>> start
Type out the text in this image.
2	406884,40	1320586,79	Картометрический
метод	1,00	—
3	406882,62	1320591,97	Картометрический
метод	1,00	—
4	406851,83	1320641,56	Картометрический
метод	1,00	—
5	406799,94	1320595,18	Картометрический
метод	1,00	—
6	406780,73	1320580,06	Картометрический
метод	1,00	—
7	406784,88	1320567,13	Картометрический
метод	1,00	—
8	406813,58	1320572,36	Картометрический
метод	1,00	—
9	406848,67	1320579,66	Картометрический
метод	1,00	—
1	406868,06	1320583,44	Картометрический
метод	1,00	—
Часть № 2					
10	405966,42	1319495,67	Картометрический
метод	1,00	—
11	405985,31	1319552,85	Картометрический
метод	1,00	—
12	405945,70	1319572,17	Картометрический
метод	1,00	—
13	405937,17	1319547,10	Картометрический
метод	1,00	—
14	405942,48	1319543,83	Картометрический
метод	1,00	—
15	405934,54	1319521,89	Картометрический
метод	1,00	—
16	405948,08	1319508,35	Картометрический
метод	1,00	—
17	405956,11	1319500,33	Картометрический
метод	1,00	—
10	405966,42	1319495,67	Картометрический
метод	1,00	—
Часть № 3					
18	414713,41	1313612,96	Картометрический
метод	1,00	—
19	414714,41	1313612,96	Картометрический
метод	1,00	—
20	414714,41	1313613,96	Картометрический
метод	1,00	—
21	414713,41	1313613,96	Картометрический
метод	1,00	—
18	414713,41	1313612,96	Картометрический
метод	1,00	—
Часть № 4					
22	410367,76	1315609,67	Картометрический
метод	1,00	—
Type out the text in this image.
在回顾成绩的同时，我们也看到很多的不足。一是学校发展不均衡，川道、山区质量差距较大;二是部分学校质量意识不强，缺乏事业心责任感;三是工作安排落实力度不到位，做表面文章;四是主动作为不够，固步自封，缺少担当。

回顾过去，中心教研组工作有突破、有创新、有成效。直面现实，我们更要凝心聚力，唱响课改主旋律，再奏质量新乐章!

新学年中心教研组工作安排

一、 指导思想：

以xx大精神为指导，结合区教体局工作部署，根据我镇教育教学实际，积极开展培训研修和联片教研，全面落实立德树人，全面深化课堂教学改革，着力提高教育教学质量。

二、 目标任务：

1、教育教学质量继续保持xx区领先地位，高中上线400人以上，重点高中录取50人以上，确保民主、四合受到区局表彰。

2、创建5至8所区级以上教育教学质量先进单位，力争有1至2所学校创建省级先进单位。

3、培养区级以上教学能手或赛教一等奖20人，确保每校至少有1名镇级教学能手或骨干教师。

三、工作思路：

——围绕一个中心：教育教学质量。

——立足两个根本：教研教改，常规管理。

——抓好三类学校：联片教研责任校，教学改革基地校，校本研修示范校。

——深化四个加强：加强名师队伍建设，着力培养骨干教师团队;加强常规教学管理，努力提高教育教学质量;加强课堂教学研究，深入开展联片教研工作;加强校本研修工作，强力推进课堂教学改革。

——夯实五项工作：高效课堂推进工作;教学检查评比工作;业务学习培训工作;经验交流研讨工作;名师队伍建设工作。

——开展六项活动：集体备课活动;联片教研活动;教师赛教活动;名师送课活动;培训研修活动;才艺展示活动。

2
>> end
Each record must be repeated exactly as it is.

Type out the text in this image.
2	406884,40	1320586,79	Картометрический
метод	1,00	—
3	406882,62	1320591,97	Картометрический
метод	1,00	—
4	406851,83	1320641,56	Картометрический
метод	1,00	—
5	406799,94	1320595,18	Картометрический
метод	1,00	—
6	406780,73	1320580,06	Картометрический
метод	1,00	—
7	406784,88	1320567,13	Картометрический
метод	1,00	—
8	406813,58	1320572,36	Картометрический
метод	1,00	—
9	406848,67	1320579,66	Картометрический
метод	1,00	—
1	406868,06	1320583,44	Картометрический
метод	1,00	—
Часть № 2					
10	405966,42	1319495,67	Картометрический
метод	1,00	—
11	405985,31	1319552,85	Картометрический
метод	1,00	—
12	405945,70	1319572,17	Картометрический
метод	1,00	—
13	405937,17	1319547,10	Картометрический
метод	1,00	—
14	405942,48	1319543,83	Картометрический
метод	1,00	—
15	405934,54	1319521,89	Картометрический
метод	1,00	—
16	405948,08	1319508,35	Картометрический
метод	1,00	—
17	405956,11	1319500,33	Картометрический
метод	1,00	—
10	405966,42	1319495,67	Картометрический
метод	1,00	—
Часть № 3					
18	414713,41	1313612,96	Картометрический
метод	1,00	—
19	414714,41	1313612,96	Картометрический
метод	1,00	—
20	414714,41	1313613,96	Картометрический
метод	1,00	—
21	414713,41	1313613,96	Картометрический
метод	1,00	—
18	414713,41	1313612,96	Картометрический
метод	1,00	—
Часть № 4					
22	410367,76	1315609,67	Картометрический
метод	1,00	—
Type out the text in this image.
在回顾成绩的同时，我们也看到很多的不足。一是学校发展不均衡，川道、山区质量差距较大;二是部分学校质量意识不强，缺乏事业心责任感;三是工作安排落实力度不到位，做表面文章;四是主动作为不够，固步自封，缺少担当。

回顾过去，中心教研组工作有突破、有创新、有成效。直面现实，我们更要凝心聚力，唱响课改主旋律，再奏质量新乐章!

新学年中心教研组工作安排

一、 指导思想：

以xx大精神为指导，结合区教体局工作部署，根据我镇教育教学实际，积极开展培训研修和联片教研，全面落实立德树人，全面深化课堂教学改革，着力提高教育教学质量。

二、 目标任务：

1、教育教学质量继续保持xx区领先地位，高中上线400人以上，重点高中录取50人以上，确保民主、四合受到区局表彰。

2、创建5至8所区级以上教育教学质量先进单位，力争有1至2所学校创建省级先进单位。

3、培养区级以上教学能手或赛教一等奖20人，确保每校至少有1名镇级教学能手或骨干教师。

三、工作思路：

——围绕一个中心：教育教学质量。

——立足两个根本：教研教改，常规管理。

——抓好三类学校：联片教研责任校，教学改革基地校，校本研修示范校。

——深化四个加强：加强名师队伍建设，着力培养骨干教师团队;加强常规教学管理，努力提高教育教学质量;加强课堂教学研究，深入开展联片教研工作;加强校本研修工作，强力推进课堂教学改革。

——夯实五项工作：高效课堂推进工作;教学检查评比工作;业务学习培训工作;经验交流研讨工作;名师队伍建设工作。

——开展六项活动：集体备课活动;联片教研活动;教师赛教活动;名师送课活动;培训研修活动;才艺展示活动。

2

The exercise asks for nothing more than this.